**WRITTEN TASK**
Indicate only the number of lines in the listing below in which the word "values" appears.

-------- INFORMATION PROVIDED

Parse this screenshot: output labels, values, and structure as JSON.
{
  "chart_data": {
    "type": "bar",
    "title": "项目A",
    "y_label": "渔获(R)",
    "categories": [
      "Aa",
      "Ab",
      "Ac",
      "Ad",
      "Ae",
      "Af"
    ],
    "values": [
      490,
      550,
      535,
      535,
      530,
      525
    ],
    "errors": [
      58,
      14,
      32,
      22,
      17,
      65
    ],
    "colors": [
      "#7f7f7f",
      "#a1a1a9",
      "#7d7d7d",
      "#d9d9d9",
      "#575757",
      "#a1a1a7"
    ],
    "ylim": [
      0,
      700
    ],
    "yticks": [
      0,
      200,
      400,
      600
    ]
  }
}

----------------

**RESPONSE BELOW**
2